▶ Given problem
Can the data below be set down again exactly, line for line?

▶ Task data
═══

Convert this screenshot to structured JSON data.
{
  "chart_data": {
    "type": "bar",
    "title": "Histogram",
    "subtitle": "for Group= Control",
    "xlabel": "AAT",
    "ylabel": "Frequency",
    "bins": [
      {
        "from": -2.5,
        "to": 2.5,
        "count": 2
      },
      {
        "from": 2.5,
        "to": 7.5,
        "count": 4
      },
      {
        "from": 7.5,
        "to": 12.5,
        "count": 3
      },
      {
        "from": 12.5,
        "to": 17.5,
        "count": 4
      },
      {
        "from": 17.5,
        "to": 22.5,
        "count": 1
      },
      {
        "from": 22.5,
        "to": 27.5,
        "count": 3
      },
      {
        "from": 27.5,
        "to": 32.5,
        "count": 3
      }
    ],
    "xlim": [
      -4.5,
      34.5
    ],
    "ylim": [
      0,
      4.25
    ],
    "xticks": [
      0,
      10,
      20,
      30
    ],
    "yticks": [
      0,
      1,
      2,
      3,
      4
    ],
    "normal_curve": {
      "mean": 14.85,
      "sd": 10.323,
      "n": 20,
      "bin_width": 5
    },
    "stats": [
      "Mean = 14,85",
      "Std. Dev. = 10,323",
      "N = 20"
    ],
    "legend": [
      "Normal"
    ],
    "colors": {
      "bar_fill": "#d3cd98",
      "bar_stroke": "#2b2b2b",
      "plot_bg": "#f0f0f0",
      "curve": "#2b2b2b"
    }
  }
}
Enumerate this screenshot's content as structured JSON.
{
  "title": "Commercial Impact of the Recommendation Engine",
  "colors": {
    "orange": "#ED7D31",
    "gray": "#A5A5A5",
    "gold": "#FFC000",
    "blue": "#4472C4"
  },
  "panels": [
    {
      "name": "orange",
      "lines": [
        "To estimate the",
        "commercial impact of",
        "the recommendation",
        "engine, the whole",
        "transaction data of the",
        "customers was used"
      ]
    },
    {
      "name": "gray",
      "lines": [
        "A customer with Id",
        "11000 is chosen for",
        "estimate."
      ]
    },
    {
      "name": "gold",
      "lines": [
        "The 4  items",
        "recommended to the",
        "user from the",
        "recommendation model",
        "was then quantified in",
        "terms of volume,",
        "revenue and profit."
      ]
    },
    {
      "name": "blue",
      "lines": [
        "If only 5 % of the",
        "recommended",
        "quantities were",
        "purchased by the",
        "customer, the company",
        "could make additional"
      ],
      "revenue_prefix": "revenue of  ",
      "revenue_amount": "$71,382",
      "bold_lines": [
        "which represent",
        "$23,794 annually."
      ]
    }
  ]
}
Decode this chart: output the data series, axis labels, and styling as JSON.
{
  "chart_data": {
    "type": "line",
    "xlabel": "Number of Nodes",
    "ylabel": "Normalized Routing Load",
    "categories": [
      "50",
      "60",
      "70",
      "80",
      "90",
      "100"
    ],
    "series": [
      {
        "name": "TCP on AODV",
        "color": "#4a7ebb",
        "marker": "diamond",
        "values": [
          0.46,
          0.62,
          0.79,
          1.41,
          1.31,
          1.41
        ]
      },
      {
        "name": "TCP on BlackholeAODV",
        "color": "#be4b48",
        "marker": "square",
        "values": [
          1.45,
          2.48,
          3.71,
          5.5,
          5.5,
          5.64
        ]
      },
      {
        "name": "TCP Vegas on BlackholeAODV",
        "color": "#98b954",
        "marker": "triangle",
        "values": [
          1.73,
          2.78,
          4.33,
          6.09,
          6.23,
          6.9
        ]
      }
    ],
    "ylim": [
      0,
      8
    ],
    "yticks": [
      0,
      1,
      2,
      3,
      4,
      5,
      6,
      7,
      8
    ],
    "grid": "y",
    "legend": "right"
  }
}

═══

▶ The output
Convert this screenshot to structured JSON data.
{
  "chart_data": {
    "type": "bar",
    "title": "Histogram",
    "subtitle": "for Group= Control",
    "xlabel": "AAT",
    "ylabel": "Frequency",
    "bins": [
      {
        "from": -2.5,
        "to": 2.5,
        "count": 2
      },
      {
        "from": 2.5,
        "to": 7.5,
        "count": 4
      },
      {
        "from": 7.5,
        "to": 12.5,
        "count": 3
      },
      {
        "from": 12.5,
        "to": 17.5,
        "count": 4
      },
      {
        "from": 17.5,
        "to": 22.5,
        "count": 1
      },
      {
        "from": 22.5,
        "to": 27.5,
        "count": 3
      },
      {
        "from": 27.5,
        "to": 32.5,
        "count": 3
      }
    ],
    "xlim": [
      -4.5,
      34.5
    ],
    "ylim": [
      0,
      4.25
    ],
    "xticks": [
      0,
      10,
      20,
      30
    ],
    "yticks": [
      0,
      1,
      2,
      3,
      4
    ],
    "normal_curve": {
      "mean": 14.85,
      "sd": 10.323,
      "n": 20,
      "bin_width": 5
    },
    "stats": [
      "Mean = 14,85",
      "Std. Dev. = 10,323",
      "N = 20"
    ],
    "legend": [
      "Normal"
    ],
    "colors": {
      "bar_fill": "#d3cd98",
      "bar_stroke": "#2b2b2b",
      "plot_bg": "#f0f0f0",
      "curve": "#2b2b2b"
    }
  }
}
Enumerate this screenshot's content as structured JSON.
{
  "title": "Commercial Impact of the Recommendation Engine",
  "colors": {
    "orange": "#ED7D31",
    "gray": "#A5A5A5",
    "gold": "#FFC000",
    "blue": "#4472C4"
  },
  "panels": [
    {
      "name": "orange",
      "lines": [
        "To estimate the",
        "commercial impact of",
        "the recommendation",
        "engine, the whole",
        "transaction data of the",
        "customers was used"
      ]
    },
    {
      "name": "gray",
      "lines": [
        "A customer with Id",
        "11000 is chosen for",
        "estimate."
      ]
    },
    {
      "name": "gold",
      "lines": [
        "The 4  items",
        "recommended to the",
        "user from the",
        "recommendation model",
        "was then quantified in",
        "terms of volume,",
        "revenue and profit."
      ]
    },
    {
      "name": "blue",
      "lines": [
        "If only 5 % of the",
        "recommended",
        "quantities were",
        "purchased by the",
        "customer, the company",
        "could make additional"
      ],
      "revenue_prefix": "revenue of  ",
      "revenue_amount": "$71,382",
      "bold_lines": [
        "which represent",
        "$23,794 annually."
      ]
    }
  ]
}
Decode this chart: output the data series, axis labels, and styling as JSON.
{
  "chart_data": {
    "type": "line",
    "xlabel": "Number of Nodes",
    "ylabel": "Normalized Routing Load",
    "categories": [
      "50",
      "60",
      "70",
      "80",
      "90",
      "100"
    ],
    "series": [
      {
        "name": "TCP on AODV",
        "color": "#4a7ebb",
        "marker": "diamond",
        "values": [
          0.46,
          0.62,
          0.79,
          1.41,
          1.31,
          1.41
        ]
      },
      {
        "name": "TCP on BlackholeAODV",
        "color": "#be4b48",
        "marker": "square",
        "values": [
          1.45,
          2.48,
          3.71,
          5.5,
          5.5,
          5.64
        ]
      },
      {
        "name": "TCP Vegas on BlackholeAODV",
        "color": "#98b954",
        "marker": "triangle",
        "values": [
          1.73,
          2.78,
          4.33,
          6.09,
          6.23,
          6.9
        ]
      }
    ],
    "ylim": [
      0,
      8
    ],
    "yticks": [
      0,
      1,
      2,
      3,
      4,
      5,
      6,
      7,
      8
    ],
    "grid": "y",
    "legend": "right"
  }
}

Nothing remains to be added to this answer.